:: Working data

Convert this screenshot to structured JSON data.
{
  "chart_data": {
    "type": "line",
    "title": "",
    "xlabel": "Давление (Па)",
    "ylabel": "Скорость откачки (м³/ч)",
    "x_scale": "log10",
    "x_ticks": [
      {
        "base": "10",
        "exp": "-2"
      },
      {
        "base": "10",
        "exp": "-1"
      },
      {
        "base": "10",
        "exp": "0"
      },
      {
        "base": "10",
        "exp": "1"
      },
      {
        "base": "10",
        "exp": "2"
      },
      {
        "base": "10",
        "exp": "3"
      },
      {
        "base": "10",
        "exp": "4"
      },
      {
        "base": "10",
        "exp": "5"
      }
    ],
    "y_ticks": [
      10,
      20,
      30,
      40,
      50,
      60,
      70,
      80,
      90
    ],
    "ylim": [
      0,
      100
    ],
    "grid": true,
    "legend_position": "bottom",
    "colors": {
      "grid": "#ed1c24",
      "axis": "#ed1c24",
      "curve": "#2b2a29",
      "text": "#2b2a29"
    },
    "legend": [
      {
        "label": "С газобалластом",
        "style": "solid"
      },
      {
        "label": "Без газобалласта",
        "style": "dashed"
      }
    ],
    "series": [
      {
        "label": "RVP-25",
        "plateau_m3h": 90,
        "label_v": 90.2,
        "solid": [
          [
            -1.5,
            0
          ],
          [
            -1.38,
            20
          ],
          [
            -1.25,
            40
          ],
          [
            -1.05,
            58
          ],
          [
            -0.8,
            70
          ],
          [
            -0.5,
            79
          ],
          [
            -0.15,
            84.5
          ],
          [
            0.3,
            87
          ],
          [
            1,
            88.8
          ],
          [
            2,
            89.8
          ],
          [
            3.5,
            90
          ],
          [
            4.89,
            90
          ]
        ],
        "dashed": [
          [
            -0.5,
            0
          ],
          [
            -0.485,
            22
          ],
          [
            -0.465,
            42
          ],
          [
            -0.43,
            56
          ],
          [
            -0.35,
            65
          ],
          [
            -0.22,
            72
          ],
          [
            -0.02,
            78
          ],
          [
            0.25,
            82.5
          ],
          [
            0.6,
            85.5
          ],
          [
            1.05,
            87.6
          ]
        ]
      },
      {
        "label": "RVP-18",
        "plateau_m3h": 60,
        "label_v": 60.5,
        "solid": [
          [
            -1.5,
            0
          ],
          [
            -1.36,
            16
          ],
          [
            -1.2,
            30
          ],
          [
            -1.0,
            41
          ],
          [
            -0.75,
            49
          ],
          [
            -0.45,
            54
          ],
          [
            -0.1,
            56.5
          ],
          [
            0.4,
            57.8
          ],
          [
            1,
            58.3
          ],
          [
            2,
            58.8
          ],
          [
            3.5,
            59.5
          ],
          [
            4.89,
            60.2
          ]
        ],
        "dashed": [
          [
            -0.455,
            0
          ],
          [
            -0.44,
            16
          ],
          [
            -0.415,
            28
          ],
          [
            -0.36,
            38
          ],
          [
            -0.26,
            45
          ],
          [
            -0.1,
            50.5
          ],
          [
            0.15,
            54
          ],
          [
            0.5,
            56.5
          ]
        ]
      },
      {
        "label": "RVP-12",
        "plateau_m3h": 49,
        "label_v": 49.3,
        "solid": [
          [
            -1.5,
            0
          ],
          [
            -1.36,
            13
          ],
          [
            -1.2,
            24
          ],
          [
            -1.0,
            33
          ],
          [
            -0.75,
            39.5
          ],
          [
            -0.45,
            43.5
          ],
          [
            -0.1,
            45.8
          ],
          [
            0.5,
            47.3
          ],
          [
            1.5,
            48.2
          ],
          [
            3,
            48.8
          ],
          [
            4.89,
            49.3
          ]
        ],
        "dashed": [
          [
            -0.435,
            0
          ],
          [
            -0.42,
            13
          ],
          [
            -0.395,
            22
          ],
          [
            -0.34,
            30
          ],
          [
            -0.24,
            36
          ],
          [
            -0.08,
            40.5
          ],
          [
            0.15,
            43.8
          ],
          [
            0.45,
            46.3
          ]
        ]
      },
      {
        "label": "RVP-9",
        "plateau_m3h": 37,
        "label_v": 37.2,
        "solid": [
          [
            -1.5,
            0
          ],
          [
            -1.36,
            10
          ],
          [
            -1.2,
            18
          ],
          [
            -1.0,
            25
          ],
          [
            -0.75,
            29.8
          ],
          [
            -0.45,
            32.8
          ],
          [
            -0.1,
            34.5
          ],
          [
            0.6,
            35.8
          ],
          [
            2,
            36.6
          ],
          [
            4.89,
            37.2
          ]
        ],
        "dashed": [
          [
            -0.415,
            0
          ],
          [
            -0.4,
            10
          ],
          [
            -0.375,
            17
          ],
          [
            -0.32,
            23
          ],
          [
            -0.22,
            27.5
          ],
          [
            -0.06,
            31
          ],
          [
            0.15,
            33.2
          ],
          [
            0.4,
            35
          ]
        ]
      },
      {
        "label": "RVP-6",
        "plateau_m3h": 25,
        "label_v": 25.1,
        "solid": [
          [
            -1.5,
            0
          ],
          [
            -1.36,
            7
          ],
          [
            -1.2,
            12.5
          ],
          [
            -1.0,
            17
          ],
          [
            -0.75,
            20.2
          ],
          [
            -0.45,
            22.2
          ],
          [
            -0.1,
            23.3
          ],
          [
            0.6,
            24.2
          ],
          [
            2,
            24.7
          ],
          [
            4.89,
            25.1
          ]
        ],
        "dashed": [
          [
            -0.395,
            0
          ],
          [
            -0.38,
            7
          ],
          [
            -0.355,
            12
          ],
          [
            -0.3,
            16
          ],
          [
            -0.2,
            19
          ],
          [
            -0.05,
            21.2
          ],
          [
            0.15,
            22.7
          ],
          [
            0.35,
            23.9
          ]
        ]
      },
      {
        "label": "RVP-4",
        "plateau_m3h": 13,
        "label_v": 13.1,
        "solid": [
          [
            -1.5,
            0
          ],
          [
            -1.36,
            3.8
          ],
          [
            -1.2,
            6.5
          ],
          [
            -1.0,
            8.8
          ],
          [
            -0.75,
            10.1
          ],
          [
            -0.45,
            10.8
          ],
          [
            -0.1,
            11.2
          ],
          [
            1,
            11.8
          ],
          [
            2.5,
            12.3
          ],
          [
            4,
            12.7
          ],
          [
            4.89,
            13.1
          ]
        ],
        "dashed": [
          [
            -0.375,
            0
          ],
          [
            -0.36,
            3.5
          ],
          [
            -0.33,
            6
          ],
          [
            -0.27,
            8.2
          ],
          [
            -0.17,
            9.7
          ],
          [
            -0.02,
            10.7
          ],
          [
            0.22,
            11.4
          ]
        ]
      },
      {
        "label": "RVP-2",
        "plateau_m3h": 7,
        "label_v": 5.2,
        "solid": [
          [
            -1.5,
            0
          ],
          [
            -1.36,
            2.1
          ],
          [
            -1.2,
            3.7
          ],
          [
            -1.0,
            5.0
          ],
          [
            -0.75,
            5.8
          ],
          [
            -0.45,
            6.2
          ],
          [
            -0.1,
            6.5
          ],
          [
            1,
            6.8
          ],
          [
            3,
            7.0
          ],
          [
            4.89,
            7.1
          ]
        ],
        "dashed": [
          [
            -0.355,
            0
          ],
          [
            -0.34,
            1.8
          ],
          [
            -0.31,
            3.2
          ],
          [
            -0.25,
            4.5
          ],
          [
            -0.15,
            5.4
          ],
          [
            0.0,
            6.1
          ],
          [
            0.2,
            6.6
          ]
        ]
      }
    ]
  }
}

::::

What the exercise asks> All the data must be duplicated exactly, with nothing added or removed.

Response to the exercise>
Convert this screenshot to structured JSON data.
{
  "chart_data": {
    "type": "line",
    "title": "",
    "xlabel": "Давление (Па)",
    "ylabel": "Скорость откачки (м³/ч)",
    "x_scale": "log10",
    "x_ticks": [
      {
        "base": "10",
        "exp": "-2"
      },
      {
        "base": "10",
        "exp": "-1"
      },
      {
        "base": "10",
        "exp": "0"
      },
      {
        "base": "10",
        "exp": "1"
      },
      {
        "base": "10",
        "exp": "2"
      },
      {
        "base": "10",
        "exp": "3"
      },
      {
        "base": "10",
        "exp": "4"
      },
      {
        "base": "10",
        "exp": "5"
      }
    ],
    "y_ticks": [
      10,
      20,
      30,
      40,
      50,
      60,
      70,
      80,
      90
    ],
    "ylim": [
      0,
      100
    ],
    "grid": true,
    "legend_position": "bottom",
    "colors": {
      "grid": "#ed1c24",
      "axis": "#ed1c24",
      "curve": "#2b2a29",
      "text": "#2b2a29"
    },
    "legend": [
      {
        "label": "С газобалластом",
        "style": "solid"
      },
      {
        "label": "Без газобалласта",
        "style": "dashed"
      }
    ],
    "series": [
      {
        "label": "RVP-25",
        "plateau_m3h": 90,
        "label_v": 90.2,
        "solid": [
          [
            -1.5,
            0
          ],
          [
            -1.38,
            20
          ],
          [
            -1.25,
            40
          ],
          [
            -1.05,
            58
          ],
          [
            -0.8,
            70
          ],
          [
            -0.5,
            79
          ],
          [
            -0.15,
            84.5
          ],
          [
            0.3,
            87
          ],
          [
            1,
            88.8
          ],
          [
            2,
            89.8
          ],
          [
            3.5,
            90
          ],
          [
            4.89,
            90
          ]
        ],
        "dashed": [
          [
            -0.5,
            0
          ],
          [
            -0.485,
            22
          ],
          [
            -0.465,
            42
          ],
          [
            -0.43,
            56
          ],
          [
            -0.35,
            65
          ],
          [
            -0.22,
            72
          ],
          [
            -0.02,
            78
          ],
          [
            0.25,
            82.5
          ],
          [
            0.6,
            85.5
          ],
          [
            1.05,
            87.6
          ]
        ]
      },
      {
        "label": "RVP-18",
        "plateau_m3h": 60,
        "label_v": 60.5,
        "solid": [
          [
            -1.5,
            0
          ],
          [
            -1.36,
            16
          ],
          [
            -1.2,
            30
          ],
          [
            -1.0,
            41
          ],
          [
            -0.75,
            49
          ],
          [
            -0.45,
            54
          ],
          [
            -0.1,
            56.5
          ],
          [
            0.4,
            57.8
          ],
          [
            1,
            58.3
          ],
          [
            2,
            58.8
          ],
          [
            3.5,
            59.5
          ],
          [
            4.89,
            60.2
          ]
        ],
        "dashed": [
          [
            -0.455,
            0
          ],
          [
            -0.44,
            16
          ],
          [
            -0.415,
            28
          ],
          [
            -0.36,
            38
          ],
          [
            -0.26,
            45
          ],
          [
            -0.1,
            50.5
          ],
          [
            0.15,
            54
          ],
          [
            0.5,
            56.5
          ]
        ]
      },
      {
        "label": "RVP-12",
        "plateau_m3h": 49,
        "label_v": 49.3,
        "solid": [
          [
            -1.5,
            0
          ],
          [
            -1.36,
            13
          ],
          [
            -1.2,
            24
          ],
          [
            -1.0,
            33
          ],
          [
            -0.75,
            39.5
          ],
          [
            -0.45,
            43.5
          ],
          [
            -0.1,
            45.8
          ],
          [
            0.5,
            47.3
          ],
          [
            1.5,
            48.2
          ],
          [
            3,
            48.8
          ],
          [
            4.89,
            49.3
          ]
        ],
        "dashed": [
          [
            -0.435,
            0
          ],
          [
            -0.42,
            13
          ],
          [
            -0.395,
            22
          ],
          [
            -0.34,
            30
          ],
          [
            -0.24,
            36
          ],
          [
            -0.08,
            40.5
          ],
          [
            0.15,
            43.8
          ],
          [
            0.45,
            46.3
          ]
        ]
      },
      {
        "label": "RVP-9",
        "plateau_m3h": 37,
        "label_v": 37.2,
        "solid": [
          [
            -1.5,
            0
          ],
          [
            -1.36,
            10
          ],
          [
            -1.2,
            18
          ],
          [
            -1.0,
            25
          ],
          [
            -0.75,
            29.8
          ],
          [
            -0.45,
            32.8
          ],
          [
            -0.1,
            34.5
          ],
          [
            0.6,
            35.8
          ],
          [
            2,
            36.6
          ],
          [
            4.89,
            37.2
          ]
        ],
        "dashed": [
          [
            -0.415,
            0
          ],
          [
            -0.4,
            10
          ],
          [
            -0.375,
            17
          ],
          [
            -0.32,
            23
          ],
          [
            -0.22,
            27.5
          ],
          [
            -0.06,
            31
          ],
          [
            0.15,
            33.2
          ],
          [
            0.4,
            35
          ]
        ]
      },
      {
        "label": "RVP-6",
        "plateau_m3h": 25,
        "label_v": 25.1,
        "solid": [
          [
            -1.5,
            0
          ],
          [
            -1.36,
            7
          ],
          [
            -1.2,
            12.5
          ],
          [
            -1.0,
            17
          ],
          [
            -0.75,
            20.2
          ],
          [
            -0.45,
            22.2
          ],
          [
            -0.1,
            23.3
          ],
          [
            0.6,
            24.2
          ],
          [
            2,
            24.7
          ],
          [
            4.89,
            25.1
          ]
        ],
        "dashed": [
          [
            -0.395,
            0
          ],
          [
            -0.38,
            7
          ],
          [
            -0.355,
            12
          ],
          [
            -0.3,
            16
          ],
          [
            -0.2,
            19
          ],
          [
            -0.05,
            21.2
          ],
          [
            0.15,
            22.7
          ],
          [
            0.35,
            23.9
          ]
        ]
      },
      {
        "label": "RVP-4",
        "plateau_m3h": 13,
        "label_v": 13.1,
        "solid": [
          [
            -1.5,
            0
          ],
          [
            -1.36,
            3.8
          ],
          [
            -1.2,
            6.5
          ],
          [
            -1.0,
            8.8
          ],
          [
            -0.75,
            10.1
          ],
          [
            -0.45,
            10.8
          ],
          [
            -0.1,
            11.2
          ],
          [
            1,
            11.8
          ],
          [
            2.5,
            12.3
          ],
          [
            4,
            12.7
          ],
          [
            4.89,
            13.1
          ]
        ],
        "dashed": [
          [
            -0.375,
            0
          ],
          [
            -0.36,
            3.5
          ],
          [
            -0.33,
            6
          ],
          [
            -0.27,
            8.2
          ],
          [
            -0.17,
            9.7
          ],
          [
            -0.02,
            10.7
          ],
          [
            0.22,
            11.4
          ]
        ]
      },
      {
        "label": "RVP-2",
        "plateau_m3h": 7,
        "label_v": 5.2,
        "solid": [
          [
            -1.5,
            0
          ],
          [
            -1.36,
            2.1
          ],
          [
            -1.2,
            3.7
          ],
          [
            -1.0,
            5.0
          ],
          [
            -0.75,
            5.8
          ],
          [
            -0.45,
            6.2
          ],
          [
            -0.1,
            6.5
          ],
          [
            1,
            6.8
          ],
          [
            3,
            7.0
          ],
          [
            4.89,
            7.1
          ]
        ],
        "dashed": [
          [
            -0.355,
            0
          ],
          [
            -0.34,
            1.8
          ],
          [
            -0.31,
            3.2
          ],
          [
            -0.25,
            4.5
          ],
          [
            -0.15,
            5.4
          ],
          [
            0.0,
            6.1
          ],
          [
            0.2,
            6.6
          ]
        ]
      }
    ]
  }
}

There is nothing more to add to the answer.